* Records to use
--- Start ---

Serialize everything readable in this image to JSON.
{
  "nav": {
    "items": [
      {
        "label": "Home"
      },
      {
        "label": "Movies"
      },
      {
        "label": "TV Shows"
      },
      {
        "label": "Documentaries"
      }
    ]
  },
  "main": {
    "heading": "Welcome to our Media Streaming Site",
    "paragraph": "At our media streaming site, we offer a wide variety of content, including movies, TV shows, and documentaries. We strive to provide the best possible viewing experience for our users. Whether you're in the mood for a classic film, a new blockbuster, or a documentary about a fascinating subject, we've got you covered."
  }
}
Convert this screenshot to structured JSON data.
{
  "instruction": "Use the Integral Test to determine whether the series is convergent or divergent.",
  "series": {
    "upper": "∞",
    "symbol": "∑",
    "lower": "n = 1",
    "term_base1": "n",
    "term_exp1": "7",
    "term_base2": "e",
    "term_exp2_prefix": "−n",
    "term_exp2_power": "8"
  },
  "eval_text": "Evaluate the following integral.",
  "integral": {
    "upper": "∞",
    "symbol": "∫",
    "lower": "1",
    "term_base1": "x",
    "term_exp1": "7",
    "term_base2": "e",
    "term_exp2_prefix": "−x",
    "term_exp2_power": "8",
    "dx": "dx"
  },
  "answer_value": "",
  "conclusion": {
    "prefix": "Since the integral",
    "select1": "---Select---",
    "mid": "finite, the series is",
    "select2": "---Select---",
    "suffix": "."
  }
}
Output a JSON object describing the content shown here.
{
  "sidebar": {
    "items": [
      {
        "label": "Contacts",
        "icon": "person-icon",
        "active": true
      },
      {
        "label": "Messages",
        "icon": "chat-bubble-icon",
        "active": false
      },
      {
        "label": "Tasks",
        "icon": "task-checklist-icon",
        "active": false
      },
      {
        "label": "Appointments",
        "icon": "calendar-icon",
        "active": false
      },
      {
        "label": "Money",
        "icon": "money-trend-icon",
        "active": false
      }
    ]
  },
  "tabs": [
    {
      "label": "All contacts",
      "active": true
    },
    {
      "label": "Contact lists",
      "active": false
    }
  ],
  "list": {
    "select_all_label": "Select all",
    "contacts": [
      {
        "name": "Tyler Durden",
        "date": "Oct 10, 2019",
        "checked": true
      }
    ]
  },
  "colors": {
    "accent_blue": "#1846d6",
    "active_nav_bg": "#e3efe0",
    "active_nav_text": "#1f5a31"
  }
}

--- End ---

* Set exercise
Extract all lines as given.

* Complete answer
Serialize everything readable in this image to JSON.
{
  "nav": {
    "items": [
      {
        "label": "Home"
      },
      {
        "label": "Movies"
      },
      {
        "label": "TV Shows"
      },
      {
        "label": "Documentaries"
      }
    ]
  },
  "main": {
    "heading": "Welcome to our Media Streaming Site",
    "paragraph": "At our media streaming site, we offer a wide variety of content, including movies, TV shows, and documentaries. We strive to provide the best possible viewing experience for our users. Whether you're in the mood for a classic film, a new blockbuster, or a documentary about a fascinating subject, we've got you covered."
  }
}
Convert this screenshot to structured JSON data.
{
  "instruction": "Use the Integral Test to determine whether the series is convergent or divergent.",
  "series": {
    "upper": "∞",
    "symbol": "∑",
    "lower": "n = 1",
    "term_base1": "n",
    "term_exp1": "7",
    "term_base2": "e",
    "term_exp2_prefix": "−n",
    "term_exp2_power": "8"
  },
  "eval_text": "Evaluate the following integral.",
  "integral": {
    "upper": "∞",
    "symbol": "∫",
    "lower": "1",
    "term_base1": "x",
    "term_exp1": "7",
    "term_base2": "e",
    "term_exp2_prefix": "−x",
    "term_exp2_power": "8",
    "dx": "dx"
  },
  "answer_value": "",
  "conclusion": {
    "prefix": "Since the integral",
    "select1": "---Select---",
    "mid": "finite, the series is",
    "select2": "---Select---",
    "suffix": "."
  }
}
Output a JSON object describing the content shown here.
{
  "sidebar": {
    "items": [
      {
        "label": "Contacts",
        "icon": "person-icon",
        "active": true
      },
      {
        "label": "Messages",
        "icon": "chat-bubble-icon",
        "active": false
      },
      {
        "label": "Tasks",
        "icon": "task-checklist-icon",
        "active": false
      },
      {
        "label": "Appointments",
        "icon": "calendar-icon",
        "active": false
      },
      {
        "label": "Money",
        "icon": "money-trend-icon",
        "active": false
      }
    ]
  },
  "tabs": [
    {
      "label": "All contacts",
      "active": true
    },
    {
      "label": "Contact lists",
      "active": false
    }
  ],
  "list": {
    "select_all_label": "Select all",
    "contacts": [
      {
        "name": "Tyler Durden",
        "date": "Oct 10, 2019",
        "checked": true
      }
    ]
  },
  "colors": {
    "accent_blue": "#1846d6",
    "active_nav_bg": "#e3efe0",
    "active_nav_text": "#1f5a31"
  }
}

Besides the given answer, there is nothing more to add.